-------- Supplied records --------

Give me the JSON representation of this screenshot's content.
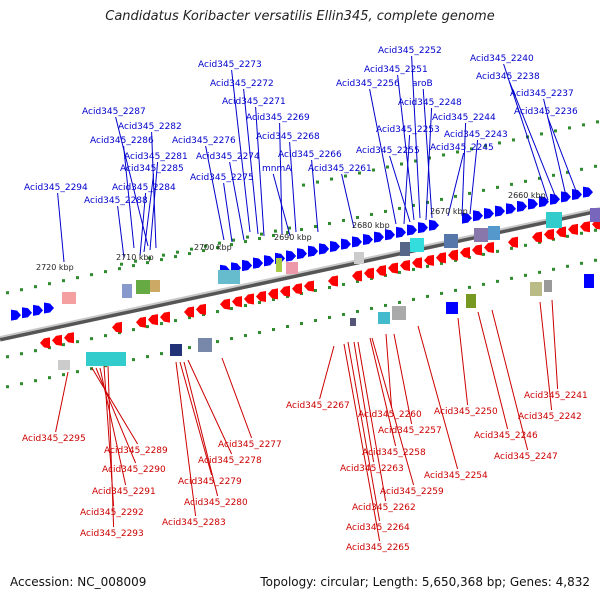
{
  "title": "Candidatus Koribacter versatilis Ellin345, complete genome",
  "accession": "Accession: NC_008009",
  "summary": "Topology: circular; Length: 5,650,368 bp; Genes: 4,832",
  "colors": {
    "forward": "#0000ff",
    "reverse": "#ff0000",
    "forward_label": "#0000cc",
    "reverse_label": "#cc0000",
    "backbone": "#888888",
    "tick_dot": "#2e8b2e"
  },
  "ticks": [
    "2720 kbp",
    "2710 kbp",
    "2700 kbp",
    "2690 kbp",
    "2680 kbp",
    "2670 kbp",
    "2660 kbp"
  ],
  "top_labels": [
    "Acid345_2294",
    "Acid345_2288",
    "Acid345_2284",
    "Acid345_2285",
    "Acid345_2281",
    "Acid345_2286",
    "Acid345_2282",
    "Acid345_2287",
    "Acid345_2275",
    "Acid345_2274",
    "Acid345_2276",
    "Acid345_2271",
    "Acid345_2272",
    "Acid345_2273",
    "Acid345_2269",
    "Acid345_2268",
    "mnmA",
    "Acid345_2266",
    "Acid345_2261",
    "Acid345_2256",
    "Acid345_2255",
    "Acid345_2253",
    "Acid345_2251",
    "Acid345_2252",
    "aroB",
    "Acid345_2248",
    "Acid345_2244",
    "Acid345_2245",
    "Acid345_2243",
    "Acid345_2240",
    "Acid345_2238",
    "Acid345_2237",
    "Acid345_2236"
  ],
  "bottom_labels": [
    "Acid345_2295",
    "Acid345_2289",
    "Acid345_2290",
    "Acid345_2291",
    "Acid345_2292",
    "Acid345_2293",
    "Acid345_2277",
    "Acid345_2278",
    "Acid345_2279",
    "Acid345_2280",
    "Acid345_2283",
    "Acid345_2267",
    "Acid345_2260",
    "Acid345_2257",
    "Acid345_2258",
    "Acid345_2263",
    "Acid345_2259",
    "Acid345_2262",
    "Acid345_2264",
    "Acid345_2265",
    "Acid345_2250",
    "Acid345_2254",
    "Acid345_2246",
    "Acid345_2247",
    "Acid345_2241",
    "Acid345_2242"
  ]
}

--------

Output all the entries above verbatim, please. No images.

Give me the JSON representation of this screenshot's content.
{
  "title": "Candidatus Koribacter versatilis Ellin345, complete genome",
  "accession": "Accession: NC_008009",
  "summary": "Topology: circular; Length: 5,650,368 bp; Genes: 4,832",
  "colors": {
    "forward": "#0000ff",
    "reverse": "#ff0000",
    "forward_label": "#0000cc",
    "reverse_label": "#cc0000",
    "backbone": "#888888",
    "tick_dot": "#2e8b2e"
  },
  "ticks": [
    "2720 kbp",
    "2710 kbp",
    "2700 kbp",
    "2690 kbp",
    "2680 kbp",
    "2670 kbp",
    "2660 kbp"
  ],
  "top_labels": [
    "Acid345_2294",
    "Acid345_2288",
    "Acid345_2284",
    "Acid345_2285",
    "Acid345_2281",
    "Acid345_2286",
    "Acid345_2282",
    "Acid345_2287",
    "Acid345_2275",
    "Acid345_2274",
    "Acid345_2276",
    "Acid345_2271",
    "Acid345_2272",
    "Acid345_2273",
    "Acid345_2269",
    "Acid345_2268",
    "mnmA",
    "Acid345_2266",
    "Acid345_2261",
    "Acid345_2256",
    "Acid345_2255",
    "Acid345_2253",
    "Acid345_2251",
    "Acid345_2252",
    "aroB",
    "Acid345_2248",
    "Acid345_2244",
    "Acid345_2245",
    "Acid345_2243",
    "Acid345_2240",
    "Acid345_2238",
    "Acid345_2237",
    "Acid345_2236"
  ],
  "bottom_labels": [
    "Acid345_2295",
    "Acid345_2289",
    "Acid345_2290",
    "Acid345_2291",
    "Acid345_2292",
    "Acid345_2293",
    "Acid345_2277",
    "Acid345_2278",
    "Acid345_2279",
    "Acid345_2280",
    "Acid345_2283",
    "Acid345_2267",
    "Acid345_2260",
    "Acid345_2257",
    "Acid345_2258",
    "Acid345_2263",
    "Acid345_2259",
    "Acid345_2262",
    "Acid345_2264",
    "Acid345_2265",
    "Acid345_2250",
    "Acid345_2254",
    "Acid345_2246",
    "Acid345_2247",
    "Acid345_2241",
    "Acid345_2242"
  ]
}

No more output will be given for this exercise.